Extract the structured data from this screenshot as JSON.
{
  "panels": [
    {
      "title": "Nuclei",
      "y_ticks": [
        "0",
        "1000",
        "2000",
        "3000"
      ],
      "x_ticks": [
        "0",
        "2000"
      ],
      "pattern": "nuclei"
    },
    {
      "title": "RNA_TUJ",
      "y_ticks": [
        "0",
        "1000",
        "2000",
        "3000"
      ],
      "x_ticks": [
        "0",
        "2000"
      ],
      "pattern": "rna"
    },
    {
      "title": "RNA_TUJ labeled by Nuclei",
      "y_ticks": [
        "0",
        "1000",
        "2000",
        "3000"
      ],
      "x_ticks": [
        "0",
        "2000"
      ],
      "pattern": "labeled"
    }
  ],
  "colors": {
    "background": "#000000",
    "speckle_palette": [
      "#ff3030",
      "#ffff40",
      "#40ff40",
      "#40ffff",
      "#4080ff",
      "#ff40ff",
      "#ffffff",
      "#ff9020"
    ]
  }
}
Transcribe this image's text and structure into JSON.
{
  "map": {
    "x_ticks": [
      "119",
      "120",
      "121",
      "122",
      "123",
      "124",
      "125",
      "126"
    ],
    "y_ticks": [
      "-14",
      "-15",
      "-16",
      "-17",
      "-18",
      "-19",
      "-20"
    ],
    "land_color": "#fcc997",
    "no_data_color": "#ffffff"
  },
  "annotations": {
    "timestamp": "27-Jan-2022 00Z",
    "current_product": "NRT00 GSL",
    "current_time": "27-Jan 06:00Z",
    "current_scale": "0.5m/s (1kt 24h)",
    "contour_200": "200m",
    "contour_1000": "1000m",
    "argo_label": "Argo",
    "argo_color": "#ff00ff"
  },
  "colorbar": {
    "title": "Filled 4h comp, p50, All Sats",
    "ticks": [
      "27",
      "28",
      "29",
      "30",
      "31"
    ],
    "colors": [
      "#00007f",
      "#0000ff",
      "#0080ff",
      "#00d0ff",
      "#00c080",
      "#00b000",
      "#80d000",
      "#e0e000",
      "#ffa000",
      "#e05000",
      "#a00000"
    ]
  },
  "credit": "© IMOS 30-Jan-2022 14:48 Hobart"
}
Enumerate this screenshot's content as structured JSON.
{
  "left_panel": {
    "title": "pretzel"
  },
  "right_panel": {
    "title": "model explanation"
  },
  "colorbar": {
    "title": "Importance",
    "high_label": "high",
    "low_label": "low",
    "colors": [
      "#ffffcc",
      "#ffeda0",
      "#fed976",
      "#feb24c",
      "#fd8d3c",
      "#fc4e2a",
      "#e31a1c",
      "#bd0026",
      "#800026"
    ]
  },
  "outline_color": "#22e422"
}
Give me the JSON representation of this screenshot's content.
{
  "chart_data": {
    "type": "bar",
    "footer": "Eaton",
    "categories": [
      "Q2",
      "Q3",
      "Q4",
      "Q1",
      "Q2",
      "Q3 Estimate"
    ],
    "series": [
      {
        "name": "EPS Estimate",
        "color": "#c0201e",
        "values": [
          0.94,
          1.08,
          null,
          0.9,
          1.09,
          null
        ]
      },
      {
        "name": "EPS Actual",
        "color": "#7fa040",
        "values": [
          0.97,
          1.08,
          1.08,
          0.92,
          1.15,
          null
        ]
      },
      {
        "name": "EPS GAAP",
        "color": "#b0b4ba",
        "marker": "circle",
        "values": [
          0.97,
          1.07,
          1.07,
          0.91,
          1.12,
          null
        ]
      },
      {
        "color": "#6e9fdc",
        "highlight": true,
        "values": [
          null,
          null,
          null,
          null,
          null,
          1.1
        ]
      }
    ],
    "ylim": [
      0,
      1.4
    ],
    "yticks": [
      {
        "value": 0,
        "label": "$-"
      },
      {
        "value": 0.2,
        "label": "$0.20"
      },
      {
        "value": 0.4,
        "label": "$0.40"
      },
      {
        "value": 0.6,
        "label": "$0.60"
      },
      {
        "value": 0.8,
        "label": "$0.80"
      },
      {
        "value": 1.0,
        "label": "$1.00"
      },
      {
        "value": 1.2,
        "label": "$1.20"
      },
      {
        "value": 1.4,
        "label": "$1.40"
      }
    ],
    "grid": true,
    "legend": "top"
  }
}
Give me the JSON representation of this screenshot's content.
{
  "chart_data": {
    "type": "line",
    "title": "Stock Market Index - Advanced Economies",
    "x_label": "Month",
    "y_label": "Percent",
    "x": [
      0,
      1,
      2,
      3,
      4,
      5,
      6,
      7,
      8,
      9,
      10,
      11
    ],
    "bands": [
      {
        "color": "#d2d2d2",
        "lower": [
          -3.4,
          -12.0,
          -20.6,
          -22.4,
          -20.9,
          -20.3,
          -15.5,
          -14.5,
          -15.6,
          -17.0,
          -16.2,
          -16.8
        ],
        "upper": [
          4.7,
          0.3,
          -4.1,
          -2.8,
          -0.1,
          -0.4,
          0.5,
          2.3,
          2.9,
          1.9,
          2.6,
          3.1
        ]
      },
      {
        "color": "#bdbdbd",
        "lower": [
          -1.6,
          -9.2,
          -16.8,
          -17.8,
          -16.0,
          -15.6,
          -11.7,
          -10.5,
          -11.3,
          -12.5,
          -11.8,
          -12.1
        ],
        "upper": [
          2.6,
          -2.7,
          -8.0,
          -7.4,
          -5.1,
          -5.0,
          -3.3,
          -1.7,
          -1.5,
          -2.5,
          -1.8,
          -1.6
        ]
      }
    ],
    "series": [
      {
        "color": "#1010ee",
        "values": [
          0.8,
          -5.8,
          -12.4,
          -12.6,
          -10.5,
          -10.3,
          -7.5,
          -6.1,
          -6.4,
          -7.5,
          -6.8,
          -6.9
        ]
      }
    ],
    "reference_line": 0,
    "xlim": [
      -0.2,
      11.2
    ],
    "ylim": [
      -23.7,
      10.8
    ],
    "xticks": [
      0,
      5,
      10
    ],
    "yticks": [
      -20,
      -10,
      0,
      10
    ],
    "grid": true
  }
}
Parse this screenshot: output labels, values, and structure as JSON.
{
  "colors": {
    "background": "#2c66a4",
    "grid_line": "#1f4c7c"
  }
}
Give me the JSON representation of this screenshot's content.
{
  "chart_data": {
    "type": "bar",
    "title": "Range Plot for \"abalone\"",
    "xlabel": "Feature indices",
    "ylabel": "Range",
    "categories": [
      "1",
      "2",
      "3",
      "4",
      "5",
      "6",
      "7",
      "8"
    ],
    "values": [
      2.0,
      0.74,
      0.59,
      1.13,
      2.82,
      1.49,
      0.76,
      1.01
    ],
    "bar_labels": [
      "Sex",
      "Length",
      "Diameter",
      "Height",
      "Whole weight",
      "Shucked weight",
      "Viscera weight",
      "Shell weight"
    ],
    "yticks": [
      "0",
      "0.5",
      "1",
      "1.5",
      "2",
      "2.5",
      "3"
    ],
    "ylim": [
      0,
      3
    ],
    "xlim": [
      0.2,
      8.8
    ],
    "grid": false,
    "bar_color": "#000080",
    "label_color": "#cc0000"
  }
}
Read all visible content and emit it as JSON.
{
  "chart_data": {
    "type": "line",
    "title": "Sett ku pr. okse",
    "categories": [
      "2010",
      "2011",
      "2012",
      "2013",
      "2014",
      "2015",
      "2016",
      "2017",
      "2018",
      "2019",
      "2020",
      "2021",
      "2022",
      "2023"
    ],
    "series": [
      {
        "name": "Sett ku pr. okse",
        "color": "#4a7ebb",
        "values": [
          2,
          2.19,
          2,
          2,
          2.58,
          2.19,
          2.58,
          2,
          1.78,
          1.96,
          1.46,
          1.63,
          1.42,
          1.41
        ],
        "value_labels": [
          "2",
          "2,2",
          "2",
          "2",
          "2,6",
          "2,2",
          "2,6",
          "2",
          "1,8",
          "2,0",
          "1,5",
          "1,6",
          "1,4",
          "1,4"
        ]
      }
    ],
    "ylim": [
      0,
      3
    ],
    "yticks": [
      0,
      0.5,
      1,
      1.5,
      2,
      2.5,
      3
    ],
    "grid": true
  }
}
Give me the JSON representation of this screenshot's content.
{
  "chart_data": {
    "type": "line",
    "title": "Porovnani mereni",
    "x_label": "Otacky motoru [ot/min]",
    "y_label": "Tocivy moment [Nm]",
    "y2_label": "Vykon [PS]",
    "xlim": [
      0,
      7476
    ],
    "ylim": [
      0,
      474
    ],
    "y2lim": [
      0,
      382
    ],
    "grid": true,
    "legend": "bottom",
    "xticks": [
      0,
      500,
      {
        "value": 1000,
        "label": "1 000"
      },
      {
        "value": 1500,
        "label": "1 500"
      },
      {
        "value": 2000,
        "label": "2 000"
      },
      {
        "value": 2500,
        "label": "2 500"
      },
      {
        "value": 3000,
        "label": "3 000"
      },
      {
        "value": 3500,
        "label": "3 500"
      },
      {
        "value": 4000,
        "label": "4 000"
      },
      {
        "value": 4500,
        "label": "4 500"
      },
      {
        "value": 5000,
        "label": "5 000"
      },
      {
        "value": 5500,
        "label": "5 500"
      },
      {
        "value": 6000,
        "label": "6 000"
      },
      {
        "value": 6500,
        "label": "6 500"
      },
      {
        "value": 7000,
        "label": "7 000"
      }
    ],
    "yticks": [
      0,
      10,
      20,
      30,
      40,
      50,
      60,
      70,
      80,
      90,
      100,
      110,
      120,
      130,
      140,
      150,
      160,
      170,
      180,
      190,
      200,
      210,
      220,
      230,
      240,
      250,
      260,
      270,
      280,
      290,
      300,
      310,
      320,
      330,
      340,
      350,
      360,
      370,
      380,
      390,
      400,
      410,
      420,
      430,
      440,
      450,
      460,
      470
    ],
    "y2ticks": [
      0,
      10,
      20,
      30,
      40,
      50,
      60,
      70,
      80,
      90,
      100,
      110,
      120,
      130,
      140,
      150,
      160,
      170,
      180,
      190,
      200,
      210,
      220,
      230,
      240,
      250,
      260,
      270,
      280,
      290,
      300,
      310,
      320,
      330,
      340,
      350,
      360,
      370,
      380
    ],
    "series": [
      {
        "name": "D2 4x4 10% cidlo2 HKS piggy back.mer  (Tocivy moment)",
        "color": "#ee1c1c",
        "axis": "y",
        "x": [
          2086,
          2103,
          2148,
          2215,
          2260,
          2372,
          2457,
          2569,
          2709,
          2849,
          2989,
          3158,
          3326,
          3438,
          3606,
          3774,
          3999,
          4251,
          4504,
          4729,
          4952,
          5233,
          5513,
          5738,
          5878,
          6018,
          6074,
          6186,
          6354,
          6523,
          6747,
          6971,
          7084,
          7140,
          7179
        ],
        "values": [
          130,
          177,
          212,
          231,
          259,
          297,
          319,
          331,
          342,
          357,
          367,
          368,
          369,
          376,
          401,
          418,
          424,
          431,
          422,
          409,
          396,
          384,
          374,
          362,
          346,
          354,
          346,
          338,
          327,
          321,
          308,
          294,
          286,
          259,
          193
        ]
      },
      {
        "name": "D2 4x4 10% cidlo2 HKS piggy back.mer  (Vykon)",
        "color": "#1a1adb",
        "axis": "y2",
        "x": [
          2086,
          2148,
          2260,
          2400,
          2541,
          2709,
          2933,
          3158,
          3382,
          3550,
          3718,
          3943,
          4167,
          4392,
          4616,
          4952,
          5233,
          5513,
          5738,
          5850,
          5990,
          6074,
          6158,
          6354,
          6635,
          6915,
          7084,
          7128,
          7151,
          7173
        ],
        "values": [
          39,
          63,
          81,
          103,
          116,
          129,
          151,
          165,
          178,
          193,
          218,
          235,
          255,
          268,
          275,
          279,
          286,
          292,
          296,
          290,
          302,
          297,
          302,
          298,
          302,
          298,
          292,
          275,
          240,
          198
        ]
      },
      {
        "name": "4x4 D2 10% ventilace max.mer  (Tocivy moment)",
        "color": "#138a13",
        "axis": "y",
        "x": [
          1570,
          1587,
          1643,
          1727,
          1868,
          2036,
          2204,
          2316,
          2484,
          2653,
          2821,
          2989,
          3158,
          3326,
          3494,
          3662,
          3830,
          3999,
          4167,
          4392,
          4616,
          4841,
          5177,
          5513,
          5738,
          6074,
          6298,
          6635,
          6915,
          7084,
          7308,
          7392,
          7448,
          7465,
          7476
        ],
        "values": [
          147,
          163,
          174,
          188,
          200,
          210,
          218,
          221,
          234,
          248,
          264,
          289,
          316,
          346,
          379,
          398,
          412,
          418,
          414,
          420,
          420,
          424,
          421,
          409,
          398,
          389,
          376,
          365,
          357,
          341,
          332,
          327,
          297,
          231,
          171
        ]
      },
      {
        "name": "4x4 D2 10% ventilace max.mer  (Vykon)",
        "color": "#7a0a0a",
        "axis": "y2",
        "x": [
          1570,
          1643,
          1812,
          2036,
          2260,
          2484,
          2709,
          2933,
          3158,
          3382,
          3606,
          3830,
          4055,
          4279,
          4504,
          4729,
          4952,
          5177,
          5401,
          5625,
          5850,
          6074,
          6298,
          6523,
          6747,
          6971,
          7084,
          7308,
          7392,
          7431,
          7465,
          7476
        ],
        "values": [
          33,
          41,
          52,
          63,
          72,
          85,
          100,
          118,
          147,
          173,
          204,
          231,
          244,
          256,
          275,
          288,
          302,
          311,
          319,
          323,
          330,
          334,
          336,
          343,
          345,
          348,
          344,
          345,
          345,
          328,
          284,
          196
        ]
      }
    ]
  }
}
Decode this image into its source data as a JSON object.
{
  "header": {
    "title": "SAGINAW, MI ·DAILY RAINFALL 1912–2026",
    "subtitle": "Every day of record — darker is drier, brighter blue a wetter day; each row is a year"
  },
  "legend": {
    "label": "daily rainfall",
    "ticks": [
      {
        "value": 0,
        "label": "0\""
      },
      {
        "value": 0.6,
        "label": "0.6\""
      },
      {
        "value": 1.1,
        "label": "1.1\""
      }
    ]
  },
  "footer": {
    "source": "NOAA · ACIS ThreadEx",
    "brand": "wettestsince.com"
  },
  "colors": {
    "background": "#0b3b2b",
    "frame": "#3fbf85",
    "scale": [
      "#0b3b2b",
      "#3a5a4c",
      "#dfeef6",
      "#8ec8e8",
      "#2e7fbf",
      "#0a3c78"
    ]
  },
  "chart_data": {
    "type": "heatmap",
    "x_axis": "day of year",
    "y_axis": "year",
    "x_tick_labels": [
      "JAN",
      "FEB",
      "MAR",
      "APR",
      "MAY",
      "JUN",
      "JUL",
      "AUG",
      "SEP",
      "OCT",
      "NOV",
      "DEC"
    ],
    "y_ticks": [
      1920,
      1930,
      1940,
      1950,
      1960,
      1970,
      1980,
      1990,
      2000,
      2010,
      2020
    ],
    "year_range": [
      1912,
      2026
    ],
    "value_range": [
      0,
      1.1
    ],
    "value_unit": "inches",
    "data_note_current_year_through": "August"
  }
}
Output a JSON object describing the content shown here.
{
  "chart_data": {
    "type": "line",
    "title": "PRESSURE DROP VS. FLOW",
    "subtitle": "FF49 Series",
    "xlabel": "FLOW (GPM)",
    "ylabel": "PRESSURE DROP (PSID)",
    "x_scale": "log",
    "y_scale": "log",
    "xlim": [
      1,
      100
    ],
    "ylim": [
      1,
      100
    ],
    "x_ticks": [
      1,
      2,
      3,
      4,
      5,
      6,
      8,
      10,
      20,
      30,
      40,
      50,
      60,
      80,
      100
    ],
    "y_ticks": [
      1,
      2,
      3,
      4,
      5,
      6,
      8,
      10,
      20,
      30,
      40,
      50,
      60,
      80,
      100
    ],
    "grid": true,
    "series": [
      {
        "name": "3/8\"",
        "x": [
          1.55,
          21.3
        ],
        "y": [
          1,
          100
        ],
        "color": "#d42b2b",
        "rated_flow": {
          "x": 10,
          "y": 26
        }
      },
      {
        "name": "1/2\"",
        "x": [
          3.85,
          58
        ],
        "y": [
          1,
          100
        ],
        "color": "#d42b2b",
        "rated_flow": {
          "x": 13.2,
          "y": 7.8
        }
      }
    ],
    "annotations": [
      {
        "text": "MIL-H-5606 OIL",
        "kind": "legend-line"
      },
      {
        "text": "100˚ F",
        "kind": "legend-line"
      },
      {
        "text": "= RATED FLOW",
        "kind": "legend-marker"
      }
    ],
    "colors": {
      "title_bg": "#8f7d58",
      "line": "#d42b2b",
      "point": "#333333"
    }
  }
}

== == ==

_DIRECTIONS:_ From the entries above, return each line with the word "JSON" in it.

_RESPONSE:_
Extract the structured data from this screenshot as JSON.
Transcribe this image's text and structure into JSON.
Enumerate this screenshot's content as structured JSON.
Give me the JSON representation of this screenshot's content.
Give me the JSON representation of this screenshot's content.
Parse this screenshot: output labels, values, and structure as JSON.
Give me the JSON representation of this screenshot's content.
Read all visible content and emit it as JSON.
Give me the JSON representation of this screenshot's content.
Decode this image into its source data as a JSON object.
Output a JSON object describing the content shown here.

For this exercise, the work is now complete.